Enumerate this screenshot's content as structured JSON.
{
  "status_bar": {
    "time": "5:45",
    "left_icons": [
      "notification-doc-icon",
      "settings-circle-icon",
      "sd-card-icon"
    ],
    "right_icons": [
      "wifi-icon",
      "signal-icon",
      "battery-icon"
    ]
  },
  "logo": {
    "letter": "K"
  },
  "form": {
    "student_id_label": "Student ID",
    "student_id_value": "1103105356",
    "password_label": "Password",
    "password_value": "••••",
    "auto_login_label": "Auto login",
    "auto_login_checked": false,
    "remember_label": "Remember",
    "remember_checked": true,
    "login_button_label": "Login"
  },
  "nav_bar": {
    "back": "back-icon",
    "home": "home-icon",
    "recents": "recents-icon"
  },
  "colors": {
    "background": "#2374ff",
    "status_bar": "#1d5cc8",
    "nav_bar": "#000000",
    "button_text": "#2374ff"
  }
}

WORK INSTRUCTIONS :: Output every record above exactly as it appears.

WORKED SOLUTION ::
Enumerate this screenshot's content as structured JSON.
{
  "status_bar": {
    "time": "5:45",
    "left_icons": [
      "notification-doc-icon",
      "settings-circle-icon",
      "sd-card-icon"
    ],
    "right_icons": [
      "wifi-icon",
      "signal-icon",
      "battery-icon"
    ]
  },
  "logo": {
    "letter": "K"
  },
  "form": {
    "student_id_label": "Student ID",
    "student_id_value": "1103105356",
    "password_label": "Password",
    "password_value": "••••",
    "auto_login_label": "Auto login",
    "auto_login_checked": false,
    "remember_label": "Remember",
    "remember_checked": true,
    "login_button_label": "Login"
  },
  "nav_bar": {
    "back": "back-icon",
    "home": "home-icon",
    "recents": "recents-icon"
  },
  "colors": {
    "background": "#2374ff",
    "status_bar": "#1d5cc8",
    "nav_bar": "#000000",
    "button_text": "#2374ff"
  }
}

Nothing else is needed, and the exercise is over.